[Required work]
Search the data for the word "color" and copy every line where it occurs.

[Data section]

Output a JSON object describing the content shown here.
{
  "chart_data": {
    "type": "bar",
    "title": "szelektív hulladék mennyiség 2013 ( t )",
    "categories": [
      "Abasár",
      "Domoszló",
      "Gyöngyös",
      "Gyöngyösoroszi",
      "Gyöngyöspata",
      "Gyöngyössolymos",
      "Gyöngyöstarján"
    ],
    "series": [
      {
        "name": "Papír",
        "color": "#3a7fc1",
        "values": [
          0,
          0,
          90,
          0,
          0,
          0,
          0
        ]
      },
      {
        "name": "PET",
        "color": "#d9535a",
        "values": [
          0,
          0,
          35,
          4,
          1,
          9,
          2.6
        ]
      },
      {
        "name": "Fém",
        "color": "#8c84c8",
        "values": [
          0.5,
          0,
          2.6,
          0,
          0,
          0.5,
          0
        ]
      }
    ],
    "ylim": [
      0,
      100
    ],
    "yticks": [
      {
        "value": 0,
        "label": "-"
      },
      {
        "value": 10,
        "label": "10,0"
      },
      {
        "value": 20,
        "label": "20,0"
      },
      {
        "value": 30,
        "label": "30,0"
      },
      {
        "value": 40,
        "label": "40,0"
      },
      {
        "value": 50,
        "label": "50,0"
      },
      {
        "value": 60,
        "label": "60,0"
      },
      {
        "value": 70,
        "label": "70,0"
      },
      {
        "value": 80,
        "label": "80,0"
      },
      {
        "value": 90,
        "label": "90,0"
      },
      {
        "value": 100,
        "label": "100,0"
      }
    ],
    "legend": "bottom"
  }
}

[Result for this task]
        "color": "#3a7fc1",
        "color": "#d9535a",
        "color": "#8c84c8",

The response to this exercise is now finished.